STATED PROBLEM: Below are the records; reproduce all of them exactly but without any images.

MATERIAL FOR THE TASK:
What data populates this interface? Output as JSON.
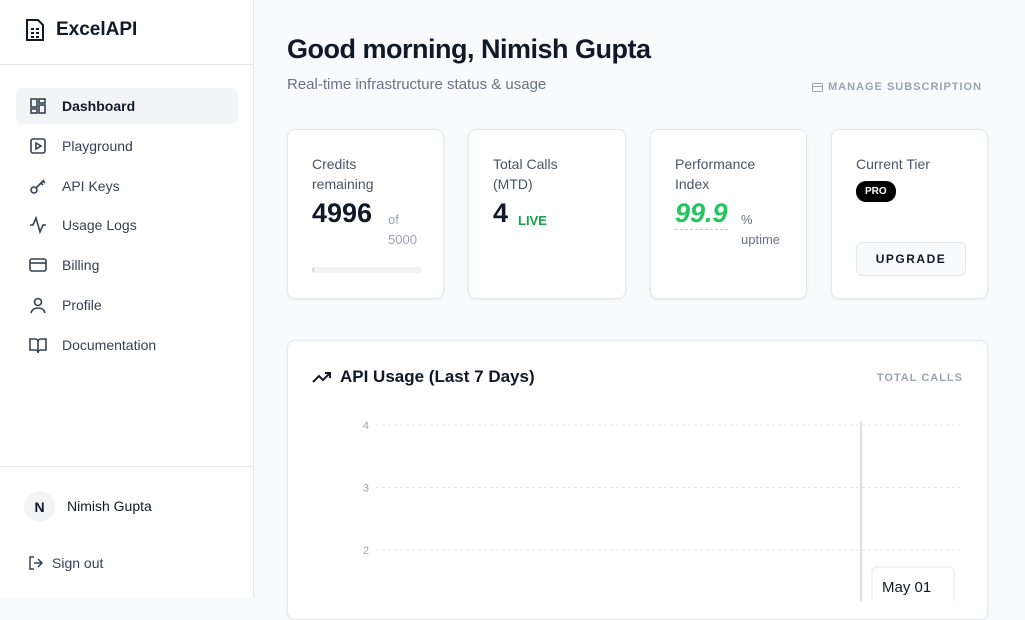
{
  "sidebar": {
    "brand": "ExcelAPI",
    "nav": [
      "Dashboard",
      "Playground",
      "API Keys",
      "Usage Logs",
      "Billing",
      "Profile",
      "Documentation"
    ],
    "user": {
      "initial": "N",
      "name": "Nimish Gupta"
    },
    "sign_out": "Sign out"
  },
  "header": {
    "title": "Good morning, Nimish Gupta",
    "subtitle": "Real-time infrastructure status & usage",
    "action": "MANAGE SUBSCRIPTION"
  },
  "cards": {
    "credits": {
      "label": "Credits remaining",
      "value": 4996,
      "of": "of",
      "total": 5000
    },
    "calls": {
      "label": "Total Calls (MTD)",
      "value": 4,
      "badge": "LIVE"
    },
    "performance": {
      "label": "Performance Index",
      "value": 99.9,
      "unit": "% uptime"
    },
    "tier": {
      "label": "Current Tier",
      "badge": "PRO",
      "button": "UPGRADE"
    }
  },
  "chart": {
    "title": "API Usage (Last 7 Days)",
    "legend": "TOTAL CALLS",
    "ylim": [
      0,
      4
    ],
    "yticks": [
      2,
      3,
      4
    ],
    "tooltip": "May 01"
  }
}
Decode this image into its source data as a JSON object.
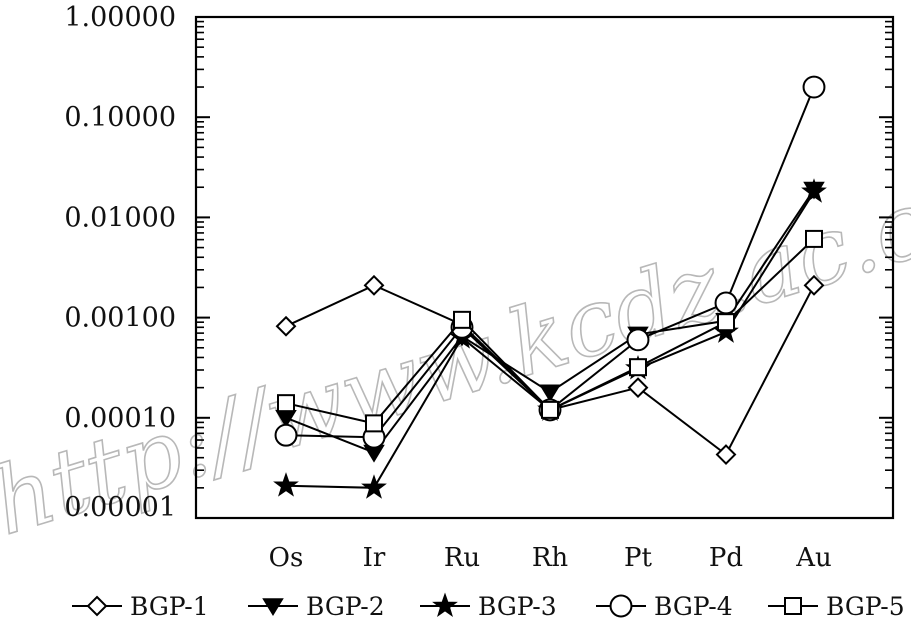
{
  "watermark": "http://www.kcdz.ac.cn",
  "chart_data": {
    "type": "line",
    "title": "",
    "xlabel": "",
    "ylabel": "",
    "yscale": "log",
    "ylim": [
      1e-05,
      1.0
    ],
    "yticks": [
      "1.00000",
      "0.10000",
      "0.01000",
      "0.00100",
      "0.00010",
      "0.00001"
    ],
    "categories": [
      "Os",
      "Ir",
      "Ru",
      "Rh",
      "Pt",
      "Pd",
      "Au"
    ],
    "legend_position": "bottom",
    "grid": false,
    "series": [
      {
        "name": "BGP-1",
        "marker": "diamond",
        "filled": false,
        "values": [
          0.00082,
          0.0021,
          0.00085,
          0.00012,
          0.0002,
          4.3e-05,
          0.0021
        ]
      },
      {
        "name": "BGP-2",
        "marker": "triangle-down",
        "filled": true,
        "values": [
          0.0001,
          4.5e-05,
          0.00065,
          0.00018,
          0.00068,
          0.00093,
          0.019
        ]
      },
      {
        "name": "BGP-3",
        "marker": "star",
        "filled": true,
        "values": [
          2.1e-05,
          2e-05,
          0.00063,
          0.00012,
          0.00031,
          0.00072,
          0.018
        ]
      },
      {
        "name": "BGP-4",
        "marker": "circle",
        "filled": false,
        "values": [
          6.7e-05,
          6.4e-05,
          0.0008,
          0.00012,
          0.0006,
          0.0014,
          0.2
        ]
      },
      {
        "name": "BGP-5",
        "marker": "square",
        "filled": false,
        "values": [
          0.00014,
          8.8e-05,
          0.00095,
          0.00012,
          0.00032,
          0.0009,
          0.0061
        ]
      }
    ]
  }
}
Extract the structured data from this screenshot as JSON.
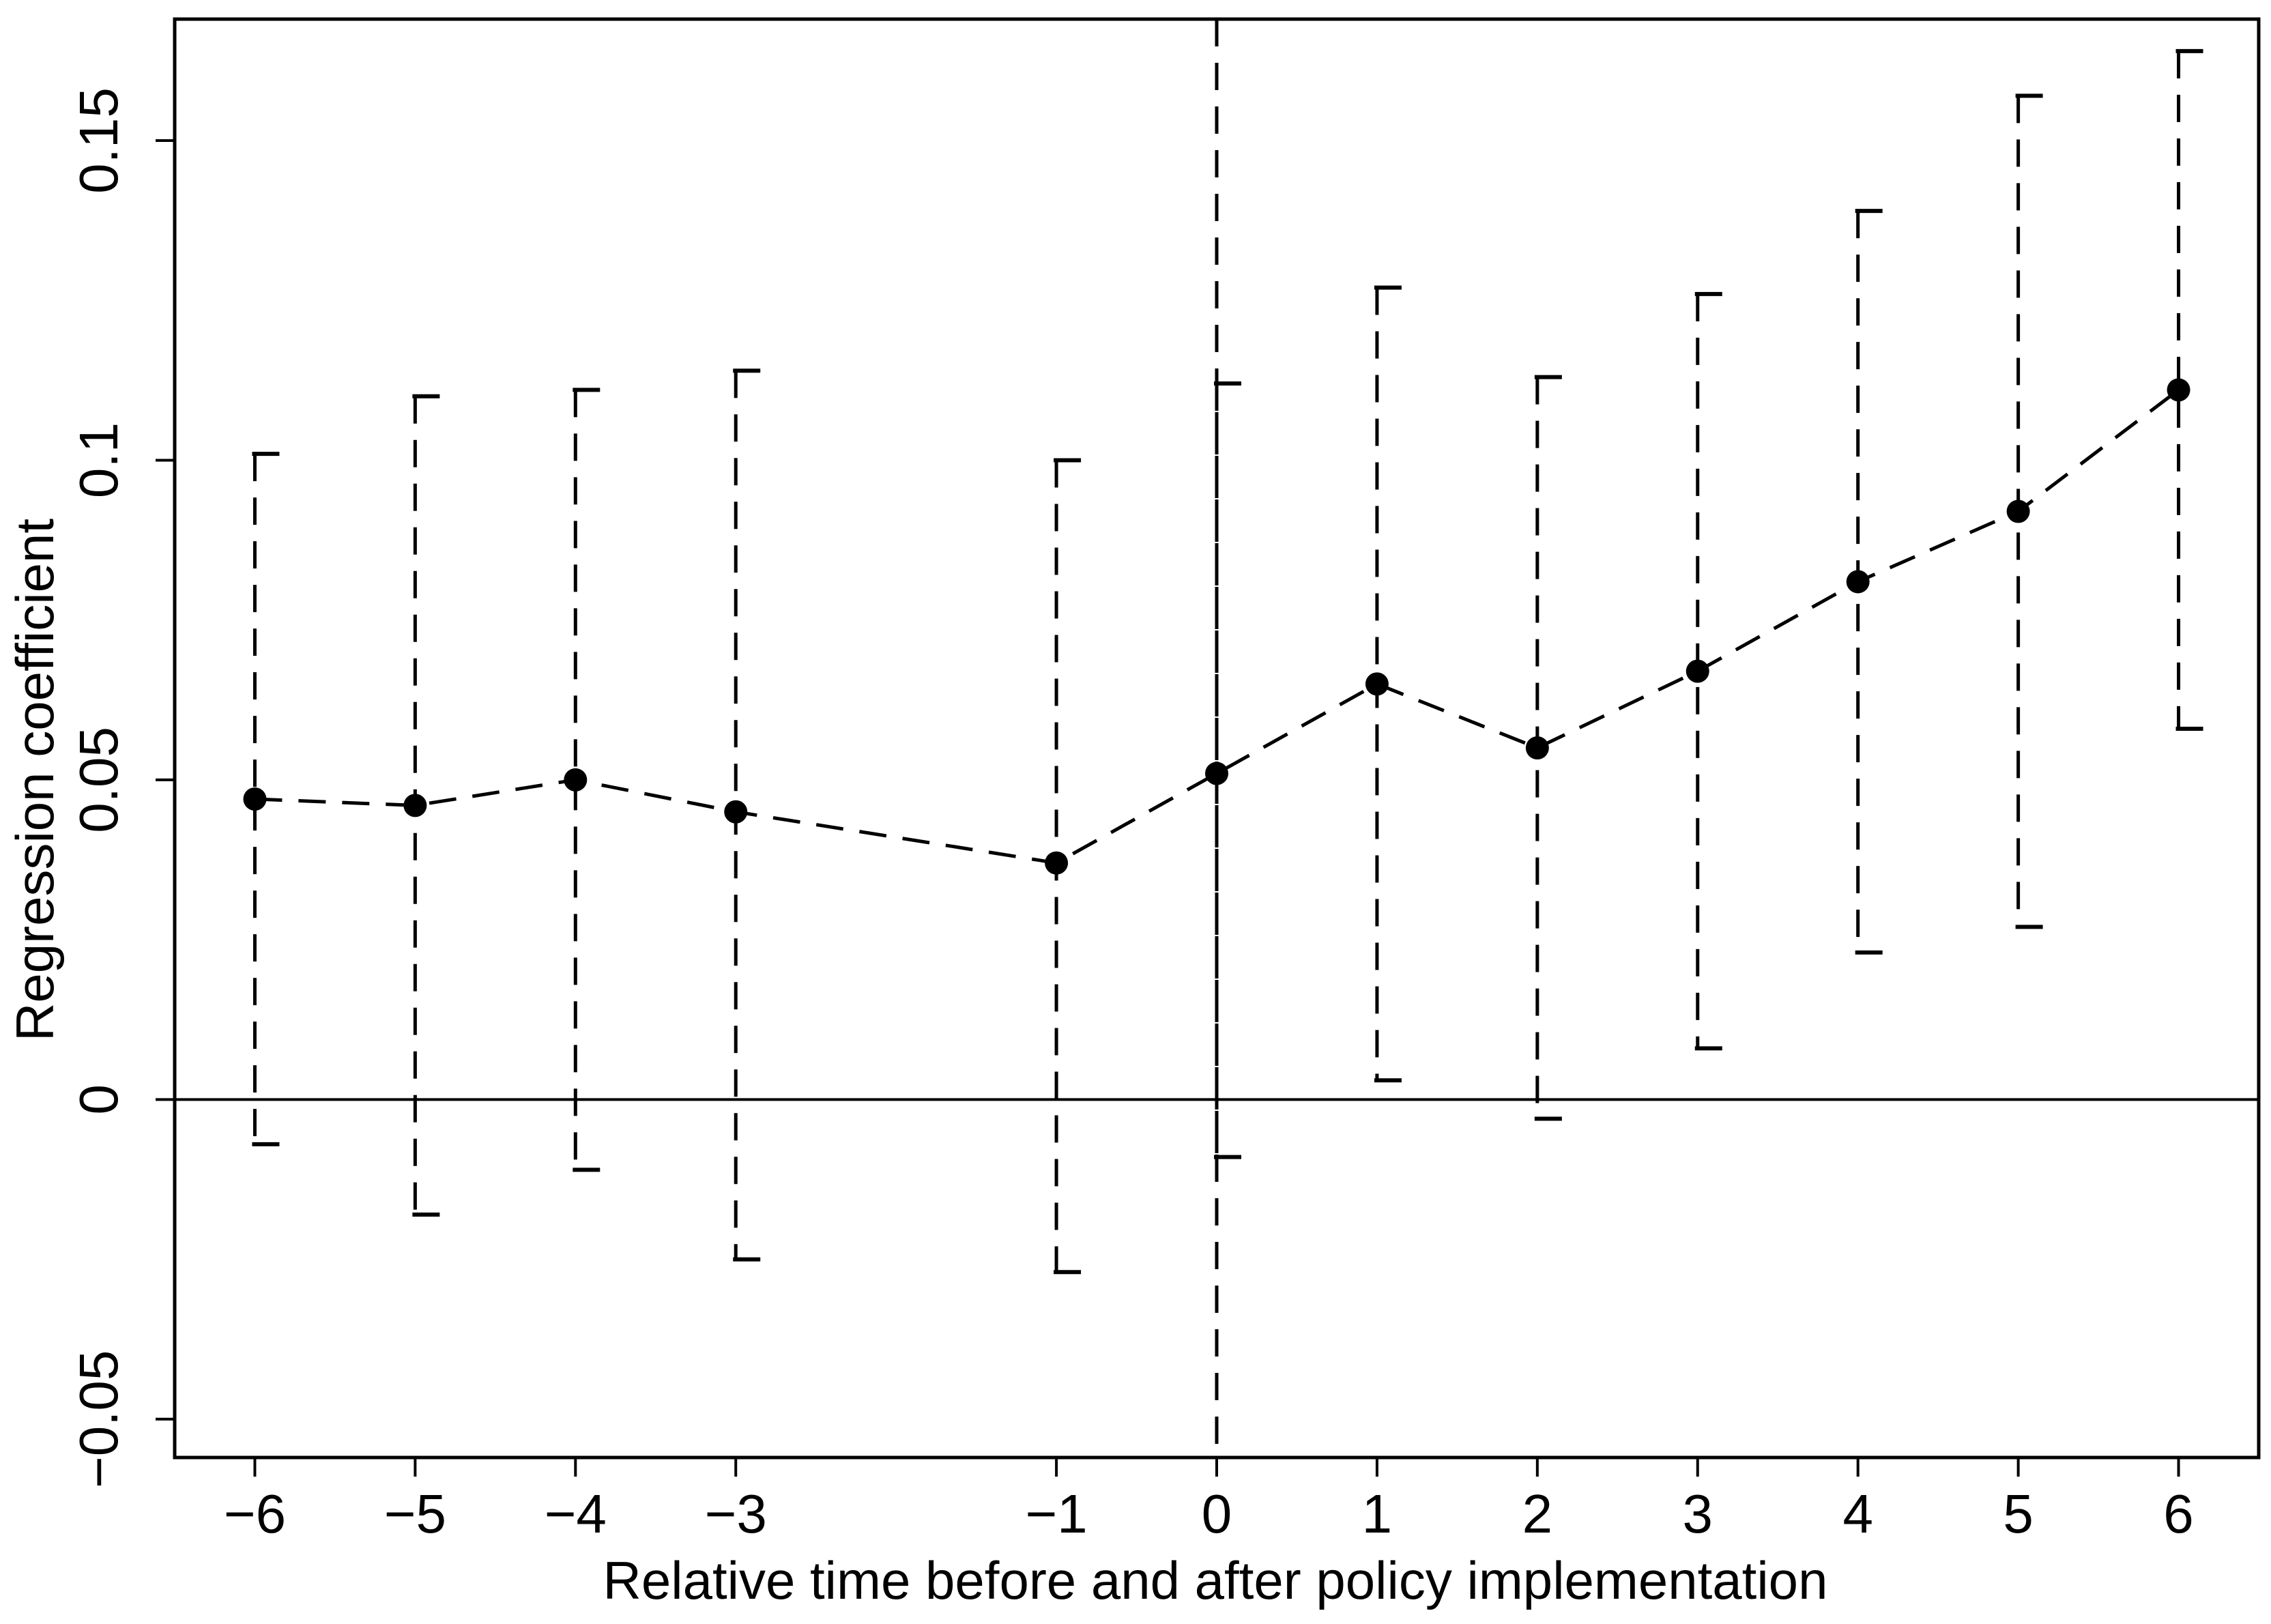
{
  "chart_data": {
    "type": "scatter",
    "title": "",
    "xlabel": "Relative time before and after policy implementation",
    "ylabel": "Regression coefficient",
    "xlim": [
      -6.5,
      6.5
    ],
    "ylim": [
      -0.056,
      0.169
    ],
    "x_ticks": [
      -6,
      -5,
      -4,
      -3,
      -1,
      0,
      1,
      2,
      3,
      4,
      5,
      6
    ],
    "x_tick_labels": [
      "−6",
      "−5",
      "−4",
      "−3",
      "−1",
      "0",
      "1",
      "2",
      "3",
      "4",
      "5",
      "6"
    ],
    "y_ticks": [
      -0.05,
      0,
      0.05,
      0.1,
      0.15
    ],
    "y_tick_labels": [
      "−0.05",
      "0",
      "0.05",
      "0.1",
      "0.15"
    ],
    "grid": false,
    "reference_lines": {
      "horizontal_y": 0,
      "vertical_x": 0
    },
    "series": [
      {
        "x": [
          -6,
          -5,
          -4,
          -3,
          -1,
          0,
          1,
          2,
          3,
          4,
          5,
          6
        ],
        "y": [
          0.047,
          0.046,
          0.05,
          0.045,
          0.037,
          0.051,
          0.065,
          0.055,
          0.067,
          0.081,
          0.092,
          0.111
        ],
        "ci_lower": [
          -0.007,
          -0.018,
          -0.011,
          -0.025,
          -0.027,
          -0.009,
          0.003,
          -0.003,
          0.008,
          0.023,
          0.027,
          0.058
        ],
        "ci_upper": [
          0.101,
          0.11,
          0.111,
          0.114,
          0.1,
          0.112,
          0.127,
          0.113,
          0.126,
          0.139,
          0.157,
          0.164
        ]
      }
    ]
  }
}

RESULT FOR THIS TASK:
What data populates this interface? Output as JSON.
{
  "sidebar": {
    "brand": "ExcelAPI",
    "nav": [
      "Dashboard",
      "Playground",
      "API Keys",
      "Usage Logs",
      "Billing",
      "Profile",
      "Documentation"
    ],
    "user": {
      "initial": "N",
      "name": "Nimish Gupta"
    },
    "sign_out": "Sign out"
  },
  "header": {
    "title": "Good morning, Nimish Gupta",
    "subtitle": "Real-time infrastructure status & usage",
    "action": "MANAGE SUBSCRIPTION"
  },
  "cards": {
    "credits": {
      "label": "Credits remaining",
      "value": 4996,
      "of": "of",
      "total": 5000
    },
    "calls": {
      "label": "Total Calls (MTD)",
      "value": 4,
      "badge": "LIVE"
    },
    "performance": {
      "label": "Performance Index",
      "value": 99.9,
      "unit": "% uptime"
    },
    "tier": {
      "label": "Current Tier",
      "badge": "PRO",
      "button": "UPGRADE"
    }
  },
  "chart": {
    "title": "API Usage (Last 7 Days)",
    "legend": "TOTAL CALLS",
    "ylim": [
      0,
      4
    ],
    "yticks": [
      2,
      3,
      4
    ],
    "tooltip": "May 01"
  }
}
Decode this image into its source data as a JSON object.
{
  "watermark": "http://www.kcdz.ac.cn",
  "chart_data": {
    "type": "line",
    "title": "",
    "xlabel": "",
    "ylabel": "",
    "yscale": "log",
    "ylim": [
      1e-05,
      1.0
    ],
    "yticks": [
      "1.00000",
      "0.10000",
      "0.01000",
      "0.00100",
      "0.00010",
      "0.00001"
    ],
    "categories": [
      "Os",
      "Ir",
      "Ru",
      "Rh",
      "Pt",
      "Pd",
      "Au"
    ],
    "legend_position": "bottom",
    "grid": false,
    "series": [
      {
        "name": "BGP-1",
        "marker": "diamond",
        "filled": false,
        "values": [
          0.00082,
          0.0021,
          0.00085,
          0.00012,
          0.0002,
          4.3e-05,
          0.0021
        ]
      },
      {
        "name": "BGP-2",
        "marker": "triangle-down",
        "filled": true,
        "values": [
          0.0001,
          4.5e-05,
          0.00065,
          0.00018,
          0.00068,
          0.00093,
          0.019
        ]
      },
      {
        "name": "BGP-3",
        "marker": "star",
        "filled": true,
        "values": [
          2.1e-05,
          2e-05,
          0.00063,
          0.00012,
          0.00031,
          0.00072,
          0.018
        ]
      },
      {
        "name": "BGP-4",
        "marker": "circle",
        "filled": false,
        "values": [
          6.7e-05,
          6.4e-05,
          0.0008,
          0.00012,
          0.0006,
          0.0014,
          0.2
        ]
      },
      {
        "name": "BGP-5",
        "marker": "square",
        "filled": false,
        "values": [
          0.00014,
          8.8e-05,
          0.00095,
          0.00012,
          0.00032,
          0.0009,
          0.0061
        ]
      }
    ]
  }
}
Extract the structured data from this screenshot as JSON.
{
  "chart_data": {
    "type": "scatter",
    "title": "",
    "xlabel": "Relative time before and after policy implementation",
    "ylabel": "Regression coefficient",
    "xlim": [
      -6.5,
      6.5
    ],
    "ylim": [
      -0.056,
      0.169
    ],
    "x_ticks": [
      -6,
      -5,
      -4,
      -3,
      -1,
      0,
      1,
      2,
      3,
      4,
      5,
      6
    ],
    "x_tick_labels": [
      "−6",
      "−5",
      "−4",
      "−3",
      "−1",
      "0",
      "1",
      "2",
      "3",
      "4",
      "5",
      "6"
    ],
    "y_ticks": [
      -0.05,
      0,
      0.05,
      0.1,
      0.15
    ],
    "y_tick_labels": [
      "−0.05",
      "0",
      "0.05",
      "0.1",
      "0.15"
    ],
    "grid": false,
    "reference_lines": {
      "horizontal_y": 0,
      "vertical_x": 0
    },
    "series": [
      {
        "x": [
          -6,
          -5,
          -4,
          -3,
          -1,
          0,
          1,
          2,
          3,
          4,
          5,
          6
        ],
        "y": [
          0.047,
          0.046,
          0.05,
          0.045,
          0.037,
          0.051,
          0.065,
          0.055,
          0.067,
          0.081,
          0.092,
          0.111
        ],
        "ci_lower": [
          -0.007,
          -0.018,
          -0.011,
          -0.025,
          -0.027,
          -0.009,
          0.003,
          -0.003,
          0.008,
          0.023,
          0.027,
          0.058
        ],
        "ci_upper": [
          0.101,
          0.11,
          0.111,
          0.114,
          0.1,
          0.112,
          0.127,
          0.113,
          0.126,
          0.139,
          0.157,
          0.164
        ]
      }
    ]
  }
}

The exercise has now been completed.